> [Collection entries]
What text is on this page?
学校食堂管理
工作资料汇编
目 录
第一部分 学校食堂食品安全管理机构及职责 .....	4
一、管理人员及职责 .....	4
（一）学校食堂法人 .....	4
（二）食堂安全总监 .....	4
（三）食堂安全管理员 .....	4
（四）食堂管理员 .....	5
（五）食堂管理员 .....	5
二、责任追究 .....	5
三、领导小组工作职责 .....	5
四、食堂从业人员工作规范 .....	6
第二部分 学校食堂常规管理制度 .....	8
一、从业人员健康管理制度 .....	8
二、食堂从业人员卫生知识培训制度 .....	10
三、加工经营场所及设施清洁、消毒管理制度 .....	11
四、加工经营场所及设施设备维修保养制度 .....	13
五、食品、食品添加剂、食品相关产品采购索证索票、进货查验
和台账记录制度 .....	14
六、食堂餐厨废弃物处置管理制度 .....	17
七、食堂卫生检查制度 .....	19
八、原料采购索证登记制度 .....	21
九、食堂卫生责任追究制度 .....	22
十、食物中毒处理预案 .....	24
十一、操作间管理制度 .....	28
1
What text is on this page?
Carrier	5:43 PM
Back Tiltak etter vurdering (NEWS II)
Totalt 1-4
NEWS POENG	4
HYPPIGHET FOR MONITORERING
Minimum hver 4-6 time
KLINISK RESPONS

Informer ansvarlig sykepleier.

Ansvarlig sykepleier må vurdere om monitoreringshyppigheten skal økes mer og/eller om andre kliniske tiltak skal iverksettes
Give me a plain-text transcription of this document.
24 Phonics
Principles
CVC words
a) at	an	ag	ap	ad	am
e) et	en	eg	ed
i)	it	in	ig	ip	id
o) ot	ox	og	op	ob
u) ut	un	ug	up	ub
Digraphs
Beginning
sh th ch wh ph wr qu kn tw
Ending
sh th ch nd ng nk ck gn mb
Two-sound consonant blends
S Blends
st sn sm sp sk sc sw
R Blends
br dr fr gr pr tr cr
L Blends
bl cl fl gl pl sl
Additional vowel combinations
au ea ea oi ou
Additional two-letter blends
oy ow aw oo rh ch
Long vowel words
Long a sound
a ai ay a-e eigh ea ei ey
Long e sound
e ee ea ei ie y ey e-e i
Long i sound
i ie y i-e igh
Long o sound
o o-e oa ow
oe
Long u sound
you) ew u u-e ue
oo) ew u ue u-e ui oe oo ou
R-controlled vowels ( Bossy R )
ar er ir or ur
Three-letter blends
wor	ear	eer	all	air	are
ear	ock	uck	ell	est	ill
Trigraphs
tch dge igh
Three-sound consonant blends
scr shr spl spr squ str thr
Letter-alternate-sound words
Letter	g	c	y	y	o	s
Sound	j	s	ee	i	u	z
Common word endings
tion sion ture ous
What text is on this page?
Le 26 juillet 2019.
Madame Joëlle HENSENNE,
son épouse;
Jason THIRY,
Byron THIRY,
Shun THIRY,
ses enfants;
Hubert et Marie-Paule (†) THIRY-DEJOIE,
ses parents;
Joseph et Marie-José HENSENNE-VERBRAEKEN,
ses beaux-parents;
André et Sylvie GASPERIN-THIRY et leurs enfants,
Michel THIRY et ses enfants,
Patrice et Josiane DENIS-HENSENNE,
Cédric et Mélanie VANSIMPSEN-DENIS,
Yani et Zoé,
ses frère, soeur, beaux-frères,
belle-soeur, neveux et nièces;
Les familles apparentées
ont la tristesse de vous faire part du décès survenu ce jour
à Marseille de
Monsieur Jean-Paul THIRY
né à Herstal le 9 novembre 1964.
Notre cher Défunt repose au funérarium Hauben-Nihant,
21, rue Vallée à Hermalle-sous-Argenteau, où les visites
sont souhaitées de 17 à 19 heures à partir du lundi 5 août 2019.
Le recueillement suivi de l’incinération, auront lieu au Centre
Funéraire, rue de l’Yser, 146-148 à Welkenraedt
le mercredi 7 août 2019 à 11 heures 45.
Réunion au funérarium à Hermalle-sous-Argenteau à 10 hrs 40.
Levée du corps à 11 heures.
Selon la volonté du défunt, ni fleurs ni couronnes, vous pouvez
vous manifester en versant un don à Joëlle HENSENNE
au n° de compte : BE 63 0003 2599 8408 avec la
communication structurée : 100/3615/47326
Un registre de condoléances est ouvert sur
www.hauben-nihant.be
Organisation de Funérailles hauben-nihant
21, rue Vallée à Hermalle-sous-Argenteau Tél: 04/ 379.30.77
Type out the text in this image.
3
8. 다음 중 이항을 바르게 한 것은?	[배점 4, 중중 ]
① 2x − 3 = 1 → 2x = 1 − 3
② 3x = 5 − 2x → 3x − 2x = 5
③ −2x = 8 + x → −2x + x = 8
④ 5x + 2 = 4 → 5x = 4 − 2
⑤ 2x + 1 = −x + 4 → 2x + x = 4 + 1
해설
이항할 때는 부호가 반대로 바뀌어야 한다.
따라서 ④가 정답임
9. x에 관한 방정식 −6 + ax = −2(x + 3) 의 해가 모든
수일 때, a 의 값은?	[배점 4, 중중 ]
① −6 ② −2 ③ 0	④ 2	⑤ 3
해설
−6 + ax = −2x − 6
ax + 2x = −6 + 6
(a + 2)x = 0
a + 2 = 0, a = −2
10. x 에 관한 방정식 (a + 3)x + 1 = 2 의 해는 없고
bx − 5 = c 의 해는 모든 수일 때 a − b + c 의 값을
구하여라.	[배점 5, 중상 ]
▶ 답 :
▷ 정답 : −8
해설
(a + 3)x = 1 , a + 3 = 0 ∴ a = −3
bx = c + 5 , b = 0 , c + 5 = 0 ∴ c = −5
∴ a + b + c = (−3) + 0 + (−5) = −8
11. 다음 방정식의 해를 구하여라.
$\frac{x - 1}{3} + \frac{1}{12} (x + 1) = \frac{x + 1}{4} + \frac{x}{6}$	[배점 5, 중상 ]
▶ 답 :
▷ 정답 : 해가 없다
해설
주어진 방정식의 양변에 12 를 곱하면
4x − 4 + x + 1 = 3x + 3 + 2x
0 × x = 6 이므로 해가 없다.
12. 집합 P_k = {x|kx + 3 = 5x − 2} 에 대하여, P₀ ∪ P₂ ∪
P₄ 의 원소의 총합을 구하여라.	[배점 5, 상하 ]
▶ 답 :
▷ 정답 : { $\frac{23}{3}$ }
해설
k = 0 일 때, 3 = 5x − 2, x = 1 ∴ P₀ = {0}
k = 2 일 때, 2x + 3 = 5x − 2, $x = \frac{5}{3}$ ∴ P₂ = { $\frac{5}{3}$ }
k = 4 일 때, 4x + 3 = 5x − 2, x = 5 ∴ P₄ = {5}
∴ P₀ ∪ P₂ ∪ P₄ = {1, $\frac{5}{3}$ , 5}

> [What the task asks]
Would you reproduce the material above in full, exactly as given?

> [Solution]
What text is on this page?
学校食堂管理
工作资料汇编
目 录
第一部分 学校食堂食品安全管理机构及职责 .....	4
一、管理人员及职责 .....	4
（一）学校食堂法人 .....	4
（二）食堂安全总监 .....	4
（三）食堂安全管理员 .....	4
（四）食堂管理员 .....	5
（五）食堂管理员 .....	5
二、责任追究 .....	5
三、领导小组工作职责 .....	5
四、食堂从业人员工作规范 .....	6
第二部分 学校食堂常规管理制度 .....	8
一、从业人员健康管理制度 .....	8
二、食堂从业人员卫生知识培训制度 .....	10
三、加工经营场所及设施清洁、消毒管理制度 .....	11
四、加工经营场所及设施设备维修保养制度 .....	13
五、食品、食品添加剂、食品相关产品采购索证索票、进货查验
和台账记录制度 .....	14
六、食堂餐厨废弃物处置管理制度 .....	17
七、食堂卫生检查制度 .....	19
八、原料采购索证登记制度 .....	21
九、食堂卫生责任追究制度 .....	22
十、食物中毒处理预案 .....	24
十一、操作间管理制度 .....	28
1
What text is on this page?
Carrier	5:43 PM
Back Tiltak etter vurdering (NEWS II)
Totalt 1-4
NEWS POENG	4
HYPPIGHET FOR MONITORERING
Minimum hver 4-6 time
KLINISK RESPONS

Informer ansvarlig sykepleier.

Ansvarlig sykepleier må vurdere om monitoreringshyppigheten skal økes mer og/eller om andre kliniske tiltak skal iverksettes
Give me a plain-text transcription of this document.
24 Phonics
Principles
CVC words
a) at	an	ag	ap	ad	am
e) et	en	eg	ed
i)	it	in	ig	ip	id
o) ot	ox	og	op	ob
u) ut	un	ug	up	ub
Digraphs
Beginning
sh th ch wh ph wr qu kn tw
Ending
sh th ch nd ng nk ck gn mb
Two-sound consonant blends
S Blends
st sn sm sp sk sc sw
R Blends
br dr fr gr pr tr cr
L Blends
bl cl fl gl pl sl
Additional vowel combinations
au ea ea oi ou
Additional two-letter blends
oy ow aw oo rh ch
Long vowel words
Long a sound
a ai ay a-e eigh ea ei ey
Long e sound
e ee ea ei ie y ey e-e i
Long i sound
i ie y i-e igh
Long o sound
o o-e oa ow
oe
Long u sound
you) ew u u-e ue
oo) ew u ue u-e ui oe oo ou
R-controlled vowels ( Bossy R )
ar er ir or ur
Three-letter blends
wor	ear	eer	all	air	are
ear	ock	uck	ell	est	ill
Trigraphs
tch dge igh
Three-sound consonant blends
scr shr spl spr squ str thr
Letter-alternate-sound words
Letter	g	c	y	y	o	s
Sound	j	s	ee	i	u	z
Common word endings
tion sion ture ous
What text is on this page?
Le 26 juillet 2019.
Madame Joëlle HENSENNE,
son épouse;
Jason THIRY,
Byron THIRY,
Shun THIRY,
ses enfants;
Hubert et Marie-Paule (†) THIRY-DEJOIE,
ses parents;
Joseph et Marie-José HENSENNE-VERBRAEKEN,
ses beaux-parents;
André et Sylvie GASPERIN-THIRY et leurs enfants,
Michel THIRY et ses enfants,
Patrice et Josiane DENIS-HENSENNE,
Cédric et Mélanie VANSIMPSEN-DENIS,
Yani et Zoé,
ses frère, soeur, beaux-frères,
belle-soeur, neveux et nièces;
Les familles apparentées
ont la tristesse de vous faire part du décès survenu ce jour
à Marseille de
Monsieur Jean-Paul THIRY
né à Herstal le 9 novembre 1964.
Notre cher Défunt repose au funérarium Hauben-Nihant,
21, rue Vallée à Hermalle-sous-Argenteau, où les visites
sont souhaitées de 17 à 19 heures à partir du lundi 5 août 2019.
Le recueillement suivi de l’incinération, auront lieu au Centre
Funéraire, rue de l’Yser, 146-148 à Welkenraedt
le mercredi 7 août 2019 à 11 heures 45.
Réunion au funérarium à Hermalle-sous-Argenteau à 10 hrs 40.
Levée du corps à 11 heures.
Selon la volonté du défunt, ni fleurs ni couronnes, vous pouvez
vous manifester en versant un don à Joëlle HENSENNE
au n° de compte : BE 63 0003 2599 8408 avec la
communication structurée : 100/3615/47326
Un registre de condoléances est ouvert sur
www.hauben-nihant.be
Organisation de Funérailles hauben-nihant
21, rue Vallée à Hermalle-sous-Argenteau Tél: 04/ 379.30.77
Type out the text in this image.
3
8. 다음 중 이항을 바르게 한 것은?	[배점 4, 중중 ]
① 2x − 3 = 1 → 2x = 1 − 3
② 3x = 5 − 2x → 3x − 2x = 5
③ −2x = 8 + x → −2x + x = 8
④ 5x + 2 = 4 → 5x = 4 − 2
⑤ 2x + 1 = −x + 4 → 2x + x = 4 + 1
해설
이항할 때는 부호가 반대로 바뀌어야 한다.
따라서 ④가 정답임
9. x에 관한 방정식 −6 + ax = −2(x + 3) 의 해가 모든
수일 때, a 의 값은?	[배점 4, 중중 ]
① −6 ② −2 ③ 0	④ 2	⑤ 3
해설
−6 + ax = −2x − 6
ax + 2x = −6 + 6
(a + 2)x = 0
a + 2 = 0, a = −2
10. x 에 관한 방정식 (a + 3)x + 1 = 2 의 해는 없고
bx − 5 = c 의 해는 모든 수일 때 a − b + c 의 값을
구하여라.	[배점 5, 중상 ]
▶ 답 :
▷ 정답 : −8
해설
(a + 3)x = 1 , a + 3 = 0 ∴ a = −3
bx = c + 5 , b = 0 , c + 5 = 0 ∴ c = −5
∴ a + b + c = (−3) + 0 + (−5) = −8
11. 다음 방정식의 해를 구하여라.
$\frac{x - 1}{3} + \frac{1}{12} (x + 1) = \frac{x + 1}{4} + \frac{x}{6}$	[배점 5, 중상 ]
▶ 답 :
▷ 정답 : 해가 없다
해설
주어진 방정식의 양변에 12 를 곱하면
4x − 4 + x + 1 = 3x + 3 + 2x
0 × x = 6 이므로 해가 없다.
12. 집합 P_k = {x|kx + 3 = 5x − 2} 에 대하여, P₀ ∪ P₂ ∪
P₄ 의 원소의 총합을 구하여라.	[배점 5, 상하 ]
▶ 답 :
▷ 정답 : { $\frac{23}{3}$ }
해설
k = 0 일 때, 3 = 5x − 2, x = 1 ∴ P₀ = {0}
k = 2 일 때, 2x + 3 = 5x − 2, $x = \frac{5}{3}$ ∴ P₂ = { $\frac{5}{3}$ }
k = 4 일 때, 4x + 3 = 5x − 2, x = 5 ∴ P₄ = {5}
∴ P₀ ∪ P₂ ∪ P₄ = {1, $\frac{5}{3}$ , 5}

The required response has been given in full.